### Task prompt:
Write out the full listing again, exactly as it stands.
>> Start Task material
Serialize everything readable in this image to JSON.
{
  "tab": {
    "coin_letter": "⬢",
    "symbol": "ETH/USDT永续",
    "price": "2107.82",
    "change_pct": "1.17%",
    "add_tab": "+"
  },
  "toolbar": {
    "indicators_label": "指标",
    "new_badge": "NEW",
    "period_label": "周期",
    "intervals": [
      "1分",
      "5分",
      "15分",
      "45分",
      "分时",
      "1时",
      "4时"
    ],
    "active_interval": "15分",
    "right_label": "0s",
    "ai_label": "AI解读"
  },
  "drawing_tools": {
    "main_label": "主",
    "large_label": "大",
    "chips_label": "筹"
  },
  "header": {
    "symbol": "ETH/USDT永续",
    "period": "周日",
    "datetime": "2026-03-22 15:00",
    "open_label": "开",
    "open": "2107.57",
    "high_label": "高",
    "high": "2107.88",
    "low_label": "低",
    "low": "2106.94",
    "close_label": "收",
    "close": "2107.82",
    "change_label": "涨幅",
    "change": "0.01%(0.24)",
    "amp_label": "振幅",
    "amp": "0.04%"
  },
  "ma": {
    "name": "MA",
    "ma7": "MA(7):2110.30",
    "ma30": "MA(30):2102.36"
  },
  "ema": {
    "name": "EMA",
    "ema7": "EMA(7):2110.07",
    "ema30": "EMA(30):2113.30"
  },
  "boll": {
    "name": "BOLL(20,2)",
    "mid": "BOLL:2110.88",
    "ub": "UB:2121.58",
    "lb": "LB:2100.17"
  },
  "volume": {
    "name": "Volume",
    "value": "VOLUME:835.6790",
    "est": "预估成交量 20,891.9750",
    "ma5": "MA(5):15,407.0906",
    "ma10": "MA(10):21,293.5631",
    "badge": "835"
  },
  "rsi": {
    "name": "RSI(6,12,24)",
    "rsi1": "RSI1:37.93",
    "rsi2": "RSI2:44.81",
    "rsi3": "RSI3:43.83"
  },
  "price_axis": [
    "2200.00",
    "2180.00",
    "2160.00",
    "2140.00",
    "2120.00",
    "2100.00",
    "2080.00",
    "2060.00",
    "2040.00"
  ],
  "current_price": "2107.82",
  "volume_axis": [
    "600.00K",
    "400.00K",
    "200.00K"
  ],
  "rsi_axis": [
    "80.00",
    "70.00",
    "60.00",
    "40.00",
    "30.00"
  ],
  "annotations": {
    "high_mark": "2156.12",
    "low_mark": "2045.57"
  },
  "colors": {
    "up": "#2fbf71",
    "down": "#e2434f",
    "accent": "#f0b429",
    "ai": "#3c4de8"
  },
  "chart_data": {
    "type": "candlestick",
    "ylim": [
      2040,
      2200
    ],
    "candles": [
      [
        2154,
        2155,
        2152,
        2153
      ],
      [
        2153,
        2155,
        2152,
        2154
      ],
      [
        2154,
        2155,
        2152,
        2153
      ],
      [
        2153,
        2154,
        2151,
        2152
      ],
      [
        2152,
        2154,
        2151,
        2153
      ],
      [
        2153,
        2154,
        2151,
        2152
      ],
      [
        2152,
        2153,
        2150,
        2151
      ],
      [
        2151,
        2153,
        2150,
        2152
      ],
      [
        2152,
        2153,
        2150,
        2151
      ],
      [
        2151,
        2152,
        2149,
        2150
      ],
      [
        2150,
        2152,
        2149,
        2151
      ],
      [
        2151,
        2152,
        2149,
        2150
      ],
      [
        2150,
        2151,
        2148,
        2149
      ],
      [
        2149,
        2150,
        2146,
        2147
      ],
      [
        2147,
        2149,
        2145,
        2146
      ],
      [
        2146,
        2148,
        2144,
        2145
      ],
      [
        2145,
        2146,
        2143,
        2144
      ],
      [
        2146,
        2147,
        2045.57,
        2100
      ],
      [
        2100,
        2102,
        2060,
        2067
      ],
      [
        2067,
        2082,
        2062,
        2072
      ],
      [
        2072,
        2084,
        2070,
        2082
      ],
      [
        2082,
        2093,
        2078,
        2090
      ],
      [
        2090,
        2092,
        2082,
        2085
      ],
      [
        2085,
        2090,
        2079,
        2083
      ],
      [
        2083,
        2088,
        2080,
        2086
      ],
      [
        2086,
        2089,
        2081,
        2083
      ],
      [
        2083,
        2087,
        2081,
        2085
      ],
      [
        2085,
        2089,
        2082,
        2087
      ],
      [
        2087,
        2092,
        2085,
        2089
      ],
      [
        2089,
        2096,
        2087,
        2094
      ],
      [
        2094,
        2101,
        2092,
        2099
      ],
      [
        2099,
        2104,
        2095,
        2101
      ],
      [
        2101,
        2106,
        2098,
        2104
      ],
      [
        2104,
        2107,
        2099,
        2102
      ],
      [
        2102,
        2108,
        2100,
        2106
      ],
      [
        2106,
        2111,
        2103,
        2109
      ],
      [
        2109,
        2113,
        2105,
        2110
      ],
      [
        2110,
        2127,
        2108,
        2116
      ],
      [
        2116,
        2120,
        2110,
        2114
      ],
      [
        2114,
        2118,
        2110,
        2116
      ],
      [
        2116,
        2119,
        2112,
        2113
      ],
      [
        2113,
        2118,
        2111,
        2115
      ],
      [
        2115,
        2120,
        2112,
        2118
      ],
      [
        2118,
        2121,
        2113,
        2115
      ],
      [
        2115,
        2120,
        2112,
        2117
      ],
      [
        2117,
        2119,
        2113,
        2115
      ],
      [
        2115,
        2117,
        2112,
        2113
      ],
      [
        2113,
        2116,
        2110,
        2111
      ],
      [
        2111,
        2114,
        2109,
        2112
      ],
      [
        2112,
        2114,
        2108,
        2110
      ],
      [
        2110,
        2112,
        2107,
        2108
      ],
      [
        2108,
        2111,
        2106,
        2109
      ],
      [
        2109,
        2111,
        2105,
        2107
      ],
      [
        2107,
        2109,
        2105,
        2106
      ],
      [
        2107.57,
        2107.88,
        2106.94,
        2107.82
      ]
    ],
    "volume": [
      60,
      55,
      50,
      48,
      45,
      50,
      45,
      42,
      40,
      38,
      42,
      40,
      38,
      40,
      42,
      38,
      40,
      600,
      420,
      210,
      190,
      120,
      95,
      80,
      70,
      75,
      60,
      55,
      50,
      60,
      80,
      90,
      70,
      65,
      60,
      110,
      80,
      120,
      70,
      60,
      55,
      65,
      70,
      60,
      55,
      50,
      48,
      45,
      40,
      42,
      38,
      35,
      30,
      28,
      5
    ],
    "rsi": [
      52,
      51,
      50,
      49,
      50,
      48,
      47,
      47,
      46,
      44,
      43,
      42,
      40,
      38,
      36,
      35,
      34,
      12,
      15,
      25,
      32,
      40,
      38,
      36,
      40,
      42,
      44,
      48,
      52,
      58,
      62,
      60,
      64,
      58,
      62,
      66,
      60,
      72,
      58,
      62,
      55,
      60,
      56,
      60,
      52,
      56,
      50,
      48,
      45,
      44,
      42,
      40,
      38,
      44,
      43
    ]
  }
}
>> End Task material
### The result:
Serialize everything readable in this image to JSON.
{
  "tab": {
    "coin_letter": "⬢",
    "symbol": "ETH/USDT永续",
    "price": "2107.82",
    "change_pct": "1.17%",
    "add_tab": "+"
  },
  "toolbar": {
    "indicators_label": "指标",
    "new_badge": "NEW",
    "period_label": "周期",
    "intervals": [
      "1分",
      "5分",
      "15分",
      "45分",
      "分时",
      "1时",
      "4时"
    ],
    "active_interval": "15分",
    "right_label": "0s",
    "ai_label": "AI解读"
  },
  "drawing_tools": {
    "main_label": "主",
    "large_label": "大",
    "chips_label": "筹"
  },
  "header": {
    "symbol": "ETH/USDT永续",
    "period": "周日",
    "datetime": "2026-03-22 15:00",
    "open_label": "开",
    "open": "2107.57",
    "high_label": "高",
    "high": "2107.88",
    "low_label": "低",
    "low": "2106.94",
    "close_label": "收",
    "close": "2107.82",
    "change_label": "涨幅",
    "change": "0.01%(0.24)",
    "amp_label": "振幅",
    "amp": "0.04%"
  },
  "ma": {
    "name": "MA",
    "ma7": "MA(7):2110.30",
    "ma30": "MA(30):2102.36"
  },
  "ema": {
    "name": "EMA",
    "ema7": "EMA(7):2110.07",
    "ema30": "EMA(30):2113.30"
  },
  "boll": {
    "name": "BOLL(20,2)",
    "mid": "BOLL:2110.88",
    "ub": "UB:2121.58",
    "lb": "LB:2100.17"
  },
  "volume": {
    "name": "Volume",
    "value": "VOLUME:835.6790",
    "est": "预估成交量 20,891.9750",
    "ma5": "MA(5):15,407.0906",
    "ma10": "MA(10):21,293.5631",
    "badge": "835"
  },
  "rsi": {
    "name": "RSI(6,12,24)",
    "rsi1": "RSI1:37.93",
    "rsi2": "RSI2:44.81",
    "rsi3": "RSI3:43.83"
  },
  "price_axis": [
    "2200.00",
    "2180.00",
    "2160.00",
    "2140.00",
    "2120.00",
    "2100.00",
    "2080.00",
    "2060.00",
    "2040.00"
  ],
  "current_price": "2107.82",
  "volume_axis": [
    "600.00K",
    "400.00K",
    "200.00K"
  ],
  "rsi_axis": [
    "80.00",
    "70.00",
    "60.00",
    "40.00",
    "30.00"
  ],
  "annotations": {
    "high_mark": "2156.12",
    "low_mark": "2045.57"
  },
  "colors": {
    "up": "#2fbf71",
    "down": "#e2434f",
    "accent": "#f0b429",
    "ai": "#3c4de8"
  },
  "chart_data": {
    "type": "candlestick",
    "ylim": [
      2040,
      2200
    ],
    "candles": [
      [
        2154,
        2155,
        2152,
        2153
      ],
      [
        2153,
        2155,
        2152,
        2154
      ],
      [
        2154,
        2155,
        2152,
        2153
      ],
      [
        2153,
        2154,
        2151,
        2152
      ],
      [
        2152,
        2154,
        2151,
        2153
      ],
      [
        2153,
        2154,
        2151,
        2152
      ],
      [
        2152,
        2153,
        2150,
        2151
      ],
      [
        2151,
        2153,
        2150,
        2152
      ],
      [
        2152,
        2153,
        2150,
        2151
      ],
      [
        2151,
        2152,
        2149,
        2150
      ],
      [
        2150,
        2152,
        2149,
        2151
      ],
      [
        2151,
        2152,
        2149,
        2150
      ],
      [
        2150,
        2151,
        2148,
        2149
      ],
      [
        2149,
        2150,
        2146,
        2147
      ],
      [
        2147,
        2149,
        2145,
        2146
      ],
      [
        2146,
        2148,
        2144,
        2145
      ],
      [
        2145,
        2146,
        2143,
        2144
      ],
      [
        2146,
        2147,
        2045.57,
        2100
      ],
      [
        2100,
        2102,
        2060,
        2067
      ],
      [
        2067,
        2082,
        2062,
        2072
      ],
      [
        2072,
        2084,
        2070,
        2082
      ],
      [
        2082,
        2093,
        2078,
        2090
      ],
      [
        2090,
        2092,
        2082,
        2085
      ],
      [
        2085,
        2090,
        2079,
        2083
      ],
      [
        2083,
        2088,
        2080,
        2086
      ],
      [
        2086,
        2089,
        2081,
        2083
      ],
      [
        2083,
        2087,
        2081,
        2085
      ],
      [
        2085,
        2089,
        2082,
        2087
      ],
      [
        2087,
        2092,
        2085,
        2089
      ],
      [
        2089,
        2096,
        2087,
        2094
      ],
      [
        2094,
        2101,
        2092,
        2099
      ],
      [
        2099,
        2104,
        2095,
        2101
      ],
      [
        2101,
        2106,
        2098,
        2104
      ],
      [
        2104,
        2107,
        2099,
        2102
      ],
      [
        2102,
        2108,
        2100,
        2106
      ],
      [
        2106,
        2111,
        2103,
        2109
      ],
      [
        2109,
        2113,
        2105,
        2110
      ],
      [
        2110,
        2127,
        2108,
        2116
      ],
      [
        2116,
        2120,
        2110,
        2114
      ],
      [
        2114,
        2118,
        2110,
        2116
      ],
      [
        2116,
        2119,
        2112,
        2113
      ],
      [
        2113,
        2118,
        2111,
        2115
      ],
      [
        2115,
        2120,
        2112,
        2118
      ],
      [
        2118,
        2121,
        2113,
        2115
      ],
      [
        2115,
        2120,
        2112,
        2117
      ],
      [
        2117,
        2119,
        2113,
        2115
      ],
      [
        2115,
        2117,
        2112,
        2113
      ],
      [
        2113,
        2116,
        2110,
        2111
      ],
      [
        2111,
        2114,
        2109,
        2112
      ],
      [
        2112,
        2114,
        2108,
        2110
      ],
      [
        2110,
        2112,
        2107,
        2108
      ],
      [
        2108,
        2111,
        2106,
        2109
      ],
      [
        2109,
        2111,
        2105,
        2107
      ],
      [
        2107,
        2109,
        2105,
        2106
      ],
      [
        2107.57,
        2107.88,
        2106.94,
        2107.82
      ]
    ],
    "volume": [
      60,
      55,
      50,
      48,
      45,
      50,
      45,
      42,
      40,
      38,
      42,
      40,
      38,
      40,
      42,
      38,
      40,
      600,
      420,
      210,
      190,
      120,
      95,
      80,
      70,
      75,
      60,
      55,
      50,
      60,
      80,
      90,
      70,
      65,
      60,
      110,
      80,
      120,
      70,
      60,
      55,
      65,
      70,
      60,
      55,
      50,
      48,
      45,
      40,
      42,
      38,
      35,
      30,
      28,
      5
    ],
    "rsi": [
      52,
      51,
      50,
      49,
      50,
      48,
      47,
      47,
      46,
      44,
      43,
      42,
      40,
      38,
      36,
      35,
      34,
      12,
      15,
      25,
      32,
      40,
      38,
      36,
      40,
      42,
      44,
      48,
      52,
      58,
      62,
      60,
      64,
      58,
      62,
      66,
      60,
      72,
      58,
      62,
      55,
      60,
      56,
      60,
      52,
      56,
      50,
      48,
      45,
      44,
      42,
      40,
      38,
      44,
      43
    ]
  }
}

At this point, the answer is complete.